[Stored entries]
Begin

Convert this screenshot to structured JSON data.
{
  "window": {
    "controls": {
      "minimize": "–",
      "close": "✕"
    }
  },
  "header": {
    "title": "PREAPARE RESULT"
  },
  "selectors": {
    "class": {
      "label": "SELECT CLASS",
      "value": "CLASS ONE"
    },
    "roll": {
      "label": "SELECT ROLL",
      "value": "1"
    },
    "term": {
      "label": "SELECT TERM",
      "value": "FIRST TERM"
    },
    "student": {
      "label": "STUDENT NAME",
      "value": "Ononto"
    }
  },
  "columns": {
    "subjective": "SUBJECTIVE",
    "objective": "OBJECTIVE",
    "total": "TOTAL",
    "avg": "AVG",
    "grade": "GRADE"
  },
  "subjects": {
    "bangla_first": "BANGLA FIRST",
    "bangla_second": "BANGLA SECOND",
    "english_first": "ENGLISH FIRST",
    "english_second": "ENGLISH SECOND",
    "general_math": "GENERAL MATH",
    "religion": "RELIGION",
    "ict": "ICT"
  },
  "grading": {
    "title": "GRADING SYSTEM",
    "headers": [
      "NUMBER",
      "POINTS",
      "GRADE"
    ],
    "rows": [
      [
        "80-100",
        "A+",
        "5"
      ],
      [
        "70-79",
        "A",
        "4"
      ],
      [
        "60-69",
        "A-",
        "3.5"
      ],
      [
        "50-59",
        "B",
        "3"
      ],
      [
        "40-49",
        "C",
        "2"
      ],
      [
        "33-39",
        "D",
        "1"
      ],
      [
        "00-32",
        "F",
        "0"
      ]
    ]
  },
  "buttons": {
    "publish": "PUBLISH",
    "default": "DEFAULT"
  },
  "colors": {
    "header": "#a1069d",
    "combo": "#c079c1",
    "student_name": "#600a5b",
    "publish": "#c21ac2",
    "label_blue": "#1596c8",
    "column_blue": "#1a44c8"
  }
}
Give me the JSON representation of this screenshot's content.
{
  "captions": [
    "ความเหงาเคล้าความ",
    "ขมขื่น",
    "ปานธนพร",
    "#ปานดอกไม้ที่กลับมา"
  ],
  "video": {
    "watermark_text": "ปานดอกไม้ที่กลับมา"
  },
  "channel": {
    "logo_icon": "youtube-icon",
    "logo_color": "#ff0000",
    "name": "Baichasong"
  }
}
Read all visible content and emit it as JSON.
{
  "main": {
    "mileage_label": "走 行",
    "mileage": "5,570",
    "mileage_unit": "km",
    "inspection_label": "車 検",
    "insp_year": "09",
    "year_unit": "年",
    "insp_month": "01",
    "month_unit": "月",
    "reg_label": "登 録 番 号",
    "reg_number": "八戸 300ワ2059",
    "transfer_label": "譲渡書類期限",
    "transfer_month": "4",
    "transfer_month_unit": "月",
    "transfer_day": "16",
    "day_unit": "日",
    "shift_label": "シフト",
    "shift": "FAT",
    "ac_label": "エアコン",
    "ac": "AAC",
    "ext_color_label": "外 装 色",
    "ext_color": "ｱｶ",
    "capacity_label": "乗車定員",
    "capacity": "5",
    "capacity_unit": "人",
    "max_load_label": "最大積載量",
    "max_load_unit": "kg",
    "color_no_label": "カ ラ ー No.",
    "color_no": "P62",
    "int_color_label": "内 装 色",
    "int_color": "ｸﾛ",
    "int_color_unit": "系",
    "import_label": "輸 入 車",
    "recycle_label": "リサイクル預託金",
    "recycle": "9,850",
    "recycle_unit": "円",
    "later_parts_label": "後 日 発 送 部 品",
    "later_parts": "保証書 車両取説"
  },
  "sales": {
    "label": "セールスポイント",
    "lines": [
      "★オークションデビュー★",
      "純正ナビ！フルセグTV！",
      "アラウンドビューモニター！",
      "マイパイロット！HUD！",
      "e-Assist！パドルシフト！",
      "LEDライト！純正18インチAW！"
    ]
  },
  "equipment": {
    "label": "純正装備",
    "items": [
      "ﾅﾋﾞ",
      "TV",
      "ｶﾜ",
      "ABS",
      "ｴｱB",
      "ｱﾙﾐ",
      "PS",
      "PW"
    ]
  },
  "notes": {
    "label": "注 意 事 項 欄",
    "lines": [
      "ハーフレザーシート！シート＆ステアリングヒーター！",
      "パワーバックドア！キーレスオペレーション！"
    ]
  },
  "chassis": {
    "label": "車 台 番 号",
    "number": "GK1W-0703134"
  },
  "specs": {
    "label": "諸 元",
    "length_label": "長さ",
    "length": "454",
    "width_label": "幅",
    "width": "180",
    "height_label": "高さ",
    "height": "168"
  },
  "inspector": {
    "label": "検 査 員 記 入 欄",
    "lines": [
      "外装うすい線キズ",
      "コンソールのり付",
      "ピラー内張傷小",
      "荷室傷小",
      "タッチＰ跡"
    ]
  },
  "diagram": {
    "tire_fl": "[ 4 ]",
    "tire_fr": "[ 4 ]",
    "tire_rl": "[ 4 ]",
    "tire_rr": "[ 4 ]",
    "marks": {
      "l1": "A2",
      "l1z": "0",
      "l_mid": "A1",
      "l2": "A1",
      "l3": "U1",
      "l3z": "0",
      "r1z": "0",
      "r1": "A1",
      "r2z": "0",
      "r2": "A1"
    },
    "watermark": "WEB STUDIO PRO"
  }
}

End

## [Task objective]
Copy all of the data exactly.

## [The answer]
Convert this screenshot to structured JSON data.
{
  "window": {
    "controls": {
      "minimize": "–",
      "close": "✕"
    }
  },
  "header": {
    "title": "PREAPARE RESULT"
  },
  "selectors": {
    "class": {
      "label": "SELECT CLASS",
      "value": "CLASS ONE"
    },
    "roll": {
      "label": "SELECT ROLL",
      "value": "1"
    },
    "term": {
      "label": "SELECT TERM",
      "value": "FIRST TERM"
    },
    "student": {
      "label": "STUDENT NAME",
      "value": "Ononto"
    }
  },
  "columns": {
    "subjective": "SUBJECTIVE",
    "objective": "OBJECTIVE",
    "total": "TOTAL",
    "avg": "AVG",
    "grade": "GRADE"
  },
  "subjects": {
    "bangla_first": "BANGLA FIRST",
    "bangla_second": "BANGLA SECOND",
    "english_first": "ENGLISH FIRST",
    "english_second": "ENGLISH SECOND",
    "general_math": "GENERAL MATH",
    "religion": "RELIGION",
    "ict": "ICT"
  },
  "grading": {
    "title": "GRADING SYSTEM",
    "headers": [
      "NUMBER",
      "POINTS",
      "GRADE"
    ],
    "rows": [
      [
        "80-100",
        "A+",
        "5"
      ],
      [
        "70-79",
        "A",
        "4"
      ],
      [
        "60-69",
        "A-",
        "3.5"
      ],
      [
        "50-59",
        "B",
        "3"
      ],
      [
        "40-49",
        "C",
        "2"
      ],
      [
        "33-39",
        "D",
        "1"
      ],
      [
        "00-32",
        "F",
        "0"
      ]
    ]
  },
  "buttons": {
    "publish": "PUBLISH",
    "default": "DEFAULT"
  },
  "colors": {
    "header": "#a1069d",
    "combo": "#c079c1",
    "student_name": "#600a5b",
    "publish": "#c21ac2",
    "label_blue": "#1596c8",
    "column_blue": "#1a44c8"
  }
}
Give me the JSON representation of this screenshot's content.
{
  "captions": [
    "ความเหงาเคล้าความ",
    "ขมขื่น",
    "ปานธนพร",
    "#ปานดอกไม้ที่กลับมา"
  ],
  "video": {
    "watermark_text": "ปานดอกไม้ที่กลับมา"
  },
  "channel": {
    "logo_icon": "youtube-icon",
    "logo_color": "#ff0000",
    "name": "Baichasong"
  }
}
Read all visible content and emit it as JSON.
{
  "main": {
    "mileage_label": "走 行",
    "mileage": "5,570",
    "mileage_unit": "km",
    "inspection_label": "車 検",
    "insp_year": "09",
    "year_unit": "年",
    "insp_month": "01",
    "month_unit": "月",
    "reg_label": "登 録 番 号",
    "reg_number": "八戸 300ワ2059",
    "transfer_label": "譲渡書類期限",
    "transfer_month": "4",
    "transfer_month_unit": "月",
    "transfer_day": "16",
    "day_unit": "日",
    "shift_label": "シフト",
    "shift": "FAT",
    "ac_label": "エアコン",
    "ac": "AAC",
    "ext_color_label": "外 装 色",
    "ext_color": "ｱｶ",
    "capacity_label": "乗車定員",
    "capacity": "5",
    "capacity_unit": "人",
    "max_load_label": "最大積載量",
    "max_load_unit": "kg",
    "color_no_label": "カ ラ ー No.",
    "color_no": "P62",
    "int_color_label": "内 装 色",
    "int_color": "ｸﾛ",
    "int_color_unit": "系",
    "import_label": "輸 入 車",
    "recycle_label": "リサイクル預託金",
    "recycle": "9,850",
    "recycle_unit": "円",
    "later_parts_label": "後 日 発 送 部 品",
    "later_parts": "保証書 車両取説"
  },
  "sales": {
    "label": "セールスポイント",
    "lines": [
      "★オークションデビュー★",
      "純正ナビ！フルセグTV！",
      "アラウンドビューモニター！",
      "マイパイロット！HUD！",
      "e-Assist！パドルシフト！",
      "LEDライト！純正18インチAW！"
    ]
  },
  "equipment": {
    "label": "純正装備",
    "items": [
      "ﾅﾋﾞ",
      "TV",
      "ｶﾜ",
      "ABS",
      "ｴｱB",
      "ｱﾙﾐ",
      "PS",
      "PW"
    ]
  },
  "notes": {
    "label": "注 意 事 項 欄",
    "lines": [
      "ハーフレザーシート！シート＆ステアリングヒーター！",
      "パワーバックドア！キーレスオペレーション！"
    ]
  },
  "chassis": {
    "label": "車 台 番 号",
    "number": "GK1W-0703134"
  },
  "specs": {
    "label": "諸 元",
    "length_label": "長さ",
    "length": "454",
    "width_label": "幅",
    "width": "180",
    "height_label": "高さ",
    "height": "168"
  },
  "inspector": {
    "label": "検 査 員 記 入 欄",
    "lines": [
      "外装うすい線キズ",
      "コンソールのり付",
      "ピラー内張傷小",
      "荷室傷小",
      "タッチＰ跡"
    ]
  },
  "diagram": {
    "tire_fl": "[ 4 ]",
    "tire_fr": "[ 4 ]",
    "tire_rl": "[ 4 ]",
    "tire_rr": "[ 4 ]",
    "marks": {
      "l1": "A2",
      "l1z": "0",
      "l_mid": "A1",
      "l2": "A1",
      "l3": "U1",
      "l3z": "0",
      "r1z": "0",
      "r1": "A1",
      "r2z": "0",
      "r2": "A1"
    },
    "watermark": "WEB STUDIO PRO"
  }
}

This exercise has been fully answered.